-- YOUR INSTRUCTIONS --
The entries below are to be repeated exactly as they stand.

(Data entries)
--- START ---
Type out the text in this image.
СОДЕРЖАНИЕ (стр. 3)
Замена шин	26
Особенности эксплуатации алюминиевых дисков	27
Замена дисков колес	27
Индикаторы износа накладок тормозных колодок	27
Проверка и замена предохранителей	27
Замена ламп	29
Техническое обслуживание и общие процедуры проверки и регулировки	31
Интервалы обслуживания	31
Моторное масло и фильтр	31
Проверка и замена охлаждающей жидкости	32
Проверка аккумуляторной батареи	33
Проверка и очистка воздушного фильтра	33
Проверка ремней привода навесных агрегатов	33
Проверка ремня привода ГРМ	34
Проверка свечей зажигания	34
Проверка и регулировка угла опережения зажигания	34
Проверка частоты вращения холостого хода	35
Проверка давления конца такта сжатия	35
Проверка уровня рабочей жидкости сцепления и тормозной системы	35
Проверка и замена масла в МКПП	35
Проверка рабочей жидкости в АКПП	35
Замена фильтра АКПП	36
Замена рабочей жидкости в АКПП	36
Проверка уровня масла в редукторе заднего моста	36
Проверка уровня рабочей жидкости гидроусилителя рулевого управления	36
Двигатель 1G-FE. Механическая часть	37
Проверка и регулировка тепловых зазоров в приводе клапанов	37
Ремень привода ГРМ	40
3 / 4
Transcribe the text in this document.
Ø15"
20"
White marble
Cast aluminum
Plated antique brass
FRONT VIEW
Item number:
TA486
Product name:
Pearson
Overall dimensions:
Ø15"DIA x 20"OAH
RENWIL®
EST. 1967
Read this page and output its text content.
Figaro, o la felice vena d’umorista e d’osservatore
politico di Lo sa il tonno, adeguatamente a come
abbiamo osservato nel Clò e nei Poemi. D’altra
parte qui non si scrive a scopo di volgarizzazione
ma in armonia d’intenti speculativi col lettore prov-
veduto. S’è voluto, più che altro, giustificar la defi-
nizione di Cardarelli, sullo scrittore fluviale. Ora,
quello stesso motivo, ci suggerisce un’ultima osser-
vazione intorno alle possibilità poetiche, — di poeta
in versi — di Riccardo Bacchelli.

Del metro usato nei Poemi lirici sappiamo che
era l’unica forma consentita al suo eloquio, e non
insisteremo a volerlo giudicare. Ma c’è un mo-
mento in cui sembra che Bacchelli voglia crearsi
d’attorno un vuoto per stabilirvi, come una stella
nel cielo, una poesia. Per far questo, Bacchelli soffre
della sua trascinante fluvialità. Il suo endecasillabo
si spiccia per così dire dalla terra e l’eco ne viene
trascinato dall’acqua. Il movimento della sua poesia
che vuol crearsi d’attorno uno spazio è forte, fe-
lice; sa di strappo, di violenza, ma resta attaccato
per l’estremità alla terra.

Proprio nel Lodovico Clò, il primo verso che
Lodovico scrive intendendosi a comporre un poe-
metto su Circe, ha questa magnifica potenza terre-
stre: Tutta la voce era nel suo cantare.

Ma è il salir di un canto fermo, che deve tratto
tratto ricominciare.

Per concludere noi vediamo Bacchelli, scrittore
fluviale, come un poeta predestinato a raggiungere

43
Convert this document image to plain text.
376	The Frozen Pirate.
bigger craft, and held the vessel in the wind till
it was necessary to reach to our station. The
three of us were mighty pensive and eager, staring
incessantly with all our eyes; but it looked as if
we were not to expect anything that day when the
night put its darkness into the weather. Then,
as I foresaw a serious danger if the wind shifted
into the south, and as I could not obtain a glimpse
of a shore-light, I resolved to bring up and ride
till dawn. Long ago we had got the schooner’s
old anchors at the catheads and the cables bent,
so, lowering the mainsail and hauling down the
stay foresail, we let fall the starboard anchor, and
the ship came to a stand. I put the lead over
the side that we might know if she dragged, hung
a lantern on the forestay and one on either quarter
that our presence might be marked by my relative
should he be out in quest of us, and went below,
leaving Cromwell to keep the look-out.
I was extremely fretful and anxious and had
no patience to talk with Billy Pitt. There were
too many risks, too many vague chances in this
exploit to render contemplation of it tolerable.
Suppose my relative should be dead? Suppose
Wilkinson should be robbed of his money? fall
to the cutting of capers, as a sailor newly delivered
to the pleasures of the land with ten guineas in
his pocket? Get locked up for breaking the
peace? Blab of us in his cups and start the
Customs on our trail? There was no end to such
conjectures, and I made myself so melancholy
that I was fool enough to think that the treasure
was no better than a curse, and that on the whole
--- END ---
-- RESULT OF THE TASK --
Type out the text in this image.
СОДЕРЖАНИЕ (стр. 3)
Замена шин	26
Особенности эксплуатации алюминиевых дисков	27
Замена дисков колес	27
Индикаторы износа накладок тормозных колодок	27
Проверка и замена предохранителей	27
Замена ламп	29
Техническое обслуживание и общие процедуры проверки и регулировки	31
Интервалы обслуживания	31
Моторное масло и фильтр	31
Проверка и замена охлаждающей жидкости	32
Проверка аккумуляторной батареи	33
Проверка и очистка воздушного фильтра	33
Проверка ремней привода навесных агрегатов	33
Проверка ремня привода ГРМ	34
Проверка свечей зажигания	34
Проверка и регулировка угла опережения зажигания	34
Проверка частоты вращения холостого хода	35
Проверка давления конца такта сжатия	35
Проверка уровня рабочей жидкости сцепления и тормозной системы	35
Проверка и замена масла в МКПП	35
Проверка рабочей жидкости в АКПП	35
Замена фильтра АКПП	36
Замена рабочей жидкости в АКПП	36
Проверка уровня масла в редукторе заднего моста	36
Проверка уровня рабочей жидкости гидроусилителя рулевого управления	36
Двигатель 1G-FE. Механическая часть	37
Проверка и регулировка тепловых зазоров в приводе клапанов	37
Ремень привода ГРМ	40
3 / 4
Transcribe the text in this document.
Ø15"
20"
White marble
Cast aluminum
Plated antique brass
FRONT VIEW
Item number:
TA486
Product name:
Pearson
Overall dimensions:
Ø15"DIA x 20"OAH
RENWIL®
EST. 1967
Read this page and output its text content.
Figaro, o la felice vena d’umorista e d’osservatore
politico di Lo sa il tonno, adeguatamente a come
abbiamo osservato nel Clò e nei Poemi. D’altra
parte qui non si scrive a scopo di volgarizzazione
ma in armonia d’intenti speculativi col lettore prov-
veduto. S’è voluto, più che altro, giustificar la defi-
nizione di Cardarelli, sullo scrittore fluviale. Ora,
quello stesso motivo, ci suggerisce un’ultima osser-
vazione intorno alle possibilità poetiche, — di poeta
in versi — di Riccardo Bacchelli.

Del metro usato nei Poemi lirici sappiamo che
era l’unica forma consentita al suo eloquio, e non
insisteremo a volerlo giudicare. Ma c’è un mo-
mento in cui sembra che Bacchelli voglia crearsi
d’attorno un vuoto per stabilirvi, come una stella
nel cielo, una poesia. Per far questo, Bacchelli soffre
della sua trascinante fluvialità. Il suo endecasillabo
si spiccia per così dire dalla terra e l’eco ne viene
trascinato dall’acqua. Il movimento della sua poesia
che vuol crearsi d’attorno uno spazio è forte, fe-
lice; sa di strappo, di violenza, ma resta attaccato
per l’estremità alla terra.

Proprio nel Lodovico Clò, il primo verso che
Lodovico scrive intendendosi a comporre un poe-
metto su Circe, ha questa magnifica potenza terre-
stre: Tutta la voce era nel suo cantare.

Ma è il salir di un canto fermo, che deve tratto
tratto ricominciare.

Per concludere noi vediamo Bacchelli, scrittore
fluviale, come un poeta predestinato a raggiungere

43
Convert this document image to plain text.
376	The Frozen Pirate.
bigger craft, and held the vessel in the wind till
it was necessary to reach to our station. The
three of us were mighty pensive and eager, staring
incessantly with all our eyes; but it looked as if
we were not to expect anything that day when the
night put its darkness into the weather. Then,
as I foresaw a serious danger if the wind shifted
into the south, and as I could not obtain a glimpse
of a shore-light, I resolved to bring up and ride
till dawn. Long ago we had got the schooner’s
old anchors at the catheads and the cables bent,
so, lowering the mainsail and hauling down the
stay foresail, we let fall the starboard anchor, and
the ship came to a stand. I put the lead over
the side that we might know if she dragged, hung
a lantern on the forestay and one on either quarter
that our presence might be marked by my relative
should he be out in quest of us, and went below,
leaving Cromwell to keep the look-out.
I was extremely fretful and anxious and had
no patience to talk with Billy Pitt. There were
too many risks, too many vague chances in this
exploit to render contemplation of it tolerable.
Suppose my relative should be dead? Suppose
Wilkinson should be robbed of his money? fall
to the cutting of capers, as a sailor newly delivered
to the pleasures of the land with ten guineas in
his pocket? Get locked up for breaking the
peace? Blab of us in his cups and start the
Customs on our trail? There was no end to such
conjectures, and I made myself so melancholy
that I was fool enough to think that the treasure
was no better than a curse, and that on the whole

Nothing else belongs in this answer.